Records from a dataset:
=====
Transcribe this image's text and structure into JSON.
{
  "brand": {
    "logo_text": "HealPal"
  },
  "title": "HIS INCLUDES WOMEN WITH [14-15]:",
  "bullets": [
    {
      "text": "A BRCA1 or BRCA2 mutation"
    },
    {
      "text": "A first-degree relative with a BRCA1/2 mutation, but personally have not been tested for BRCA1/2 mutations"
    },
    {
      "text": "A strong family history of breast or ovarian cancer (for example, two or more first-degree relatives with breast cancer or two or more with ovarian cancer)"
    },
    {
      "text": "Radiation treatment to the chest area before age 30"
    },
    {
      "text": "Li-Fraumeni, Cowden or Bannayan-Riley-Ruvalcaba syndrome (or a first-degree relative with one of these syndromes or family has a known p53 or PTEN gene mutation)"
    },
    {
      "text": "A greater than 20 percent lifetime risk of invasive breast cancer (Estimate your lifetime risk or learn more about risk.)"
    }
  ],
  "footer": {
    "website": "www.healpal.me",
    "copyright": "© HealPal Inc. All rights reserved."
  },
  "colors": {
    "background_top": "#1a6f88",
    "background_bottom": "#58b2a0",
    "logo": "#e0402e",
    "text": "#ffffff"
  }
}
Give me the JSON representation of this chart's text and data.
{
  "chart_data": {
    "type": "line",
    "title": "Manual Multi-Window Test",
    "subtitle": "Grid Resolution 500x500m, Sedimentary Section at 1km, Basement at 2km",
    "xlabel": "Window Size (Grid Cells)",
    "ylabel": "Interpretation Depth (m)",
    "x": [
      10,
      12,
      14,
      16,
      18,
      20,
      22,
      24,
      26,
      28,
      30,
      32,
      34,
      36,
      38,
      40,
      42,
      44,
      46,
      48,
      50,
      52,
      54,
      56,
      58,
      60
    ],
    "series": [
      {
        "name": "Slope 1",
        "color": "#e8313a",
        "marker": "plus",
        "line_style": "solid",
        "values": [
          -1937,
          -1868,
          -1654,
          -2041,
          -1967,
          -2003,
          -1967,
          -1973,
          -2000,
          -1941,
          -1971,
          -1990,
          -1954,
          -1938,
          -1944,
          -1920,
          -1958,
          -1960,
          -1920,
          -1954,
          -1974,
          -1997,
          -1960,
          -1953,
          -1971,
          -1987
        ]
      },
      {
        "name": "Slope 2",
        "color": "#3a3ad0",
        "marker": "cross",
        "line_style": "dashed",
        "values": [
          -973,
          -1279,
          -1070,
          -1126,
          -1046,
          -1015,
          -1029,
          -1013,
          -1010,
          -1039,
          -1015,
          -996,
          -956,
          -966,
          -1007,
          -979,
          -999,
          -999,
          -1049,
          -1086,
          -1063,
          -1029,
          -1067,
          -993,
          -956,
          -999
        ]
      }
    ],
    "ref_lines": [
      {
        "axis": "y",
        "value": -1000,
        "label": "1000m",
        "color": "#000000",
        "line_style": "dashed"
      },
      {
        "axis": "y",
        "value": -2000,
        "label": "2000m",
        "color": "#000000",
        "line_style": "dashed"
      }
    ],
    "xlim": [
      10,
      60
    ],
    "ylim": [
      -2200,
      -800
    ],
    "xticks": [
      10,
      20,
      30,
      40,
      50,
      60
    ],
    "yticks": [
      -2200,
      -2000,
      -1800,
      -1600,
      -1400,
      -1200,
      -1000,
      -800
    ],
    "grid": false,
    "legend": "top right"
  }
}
=====
What to work on:
The output should be a character-exact copy of all entries.

Answer below:
Transcribe this image's text and structure into JSON.
{
  "brand": {
    "logo_text": "HealPal"
  },
  "title": "HIS INCLUDES WOMEN WITH [14-15]:",
  "bullets": [
    {
      "text": "A BRCA1 or BRCA2 mutation"
    },
    {
      "text": "A first-degree relative with a BRCA1/2 mutation, but personally have not been tested for BRCA1/2 mutations"
    },
    {
      "text": "A strong family history of breast or ovarian cancer (for example, two or more first-degree relatives with breast cancer or two or more with ovarian cancer)"
    },
    {
      "text": "Radiation treatment to the chest area before age 30"
    },
    {
      "text": "Li-Fraumeni, Cowden or Bannayan-Riley-Ruvalcaba syndrome (or a first-degree relative with one of these syndromes or family has a known p53 or PTEN gene mutation)"
    },
    {
      "text": "A greater than 20 percent lifetime risk of invasive breast cancer (Estimate your lifetime risk or learn more about risk.)"
    }
  ],
  "footer": {
    "website": "www.healpal.me",
    "copyright": "© HealPal Inc. All rights reserved."
  },
  "colors": {
    "background_top": "#1a6f88",
    "background_bottom": "#58b2a0",
    "logo": "#e0402e",
    "text": "#ffffff"
  }
}
Give me the JSON representation of this chart's text and data.
{
  "chart_data": {
    "type": "line",
    "title": "Manual Multi-Window Test",
    "subtitle": "Grid Resolution 500x500m, Sedimentary Section at 1km, Basement at 2km",
    "xlabel": "Window Size (Grid Cells)",
    "ylabel": "Interpretation Depth (m)",
    "x": [
      10,
      12,
      14,
      16,
      18,
      20,
      22,
      24,
      26,
      28,
      30,
      32,
      34,
      36,
      38,
      40,
      42,
      44,
      46,
      48,
      50,
      52,
      54,
      56,
      58,
      60
    ],
    "series": [
      {
        "name": "Slope 1",
        "color": "#e8313a",
        "marker": "plus",
        "line_style": "solid",
        "values": [
          -1937,
          -1868,
          -1654,
          -2041,
          -1967,
          -2003,
          -1967,
          -1973,
          -2000,
          -1941,
          -1971,
          -1990,
          -1954,
          -1938,
          -1944,
          -1920,
          -1958,
          -1960,
          -1920,
          -1954,
          -1974,
          -1997,
          -1960,
          -1953,
          -1971,
          -1987
        ]
      },
      {
        "name": "Slope 2",
        "color": "#3a3ad0",
        "marker": "cross",
        "line_style": "dashed",
        "values": [
          -973,
          -1279,
          -1070,
          -1126,
          -1046,
          -1015,
          -1029,
          -1013,
          -1010,
          -1039,
          -1015,
          -996,
          -956,
          -966,
          -1007,
          -979,
          -999,
          -999,
          -1049,
          -1086,
          -1063,
          -1029,
          -1067,
          -993,
          -956,
          -999
        ]
      }
    ],
    "ref_lines": [
      {
        "axis": "y",
        "value": -1000,
        "label": "1000m",
        "color": "#000000",
        "line_style": "dashed"
      },
      {
        "axis": "y",
        "value": -2000,
        "label": "2000m",
        "color": "#000000",
        "line_style": "dashed"
      }
    ],
    "xlim": [
      10,
      60
    ],
    "ylim": [
      -2200,
      -800
    ],
    "xticks": [
      10,
      20,
      30,
      40,
      50,
      60
    ],
    "yticks": [
      -2200,
      -2000,
      -1800,
      -1600,
      -1400,
      -1200,
      -1000,
      -800
    ],
    "grid": false,
    "legend": "top right"
  }
}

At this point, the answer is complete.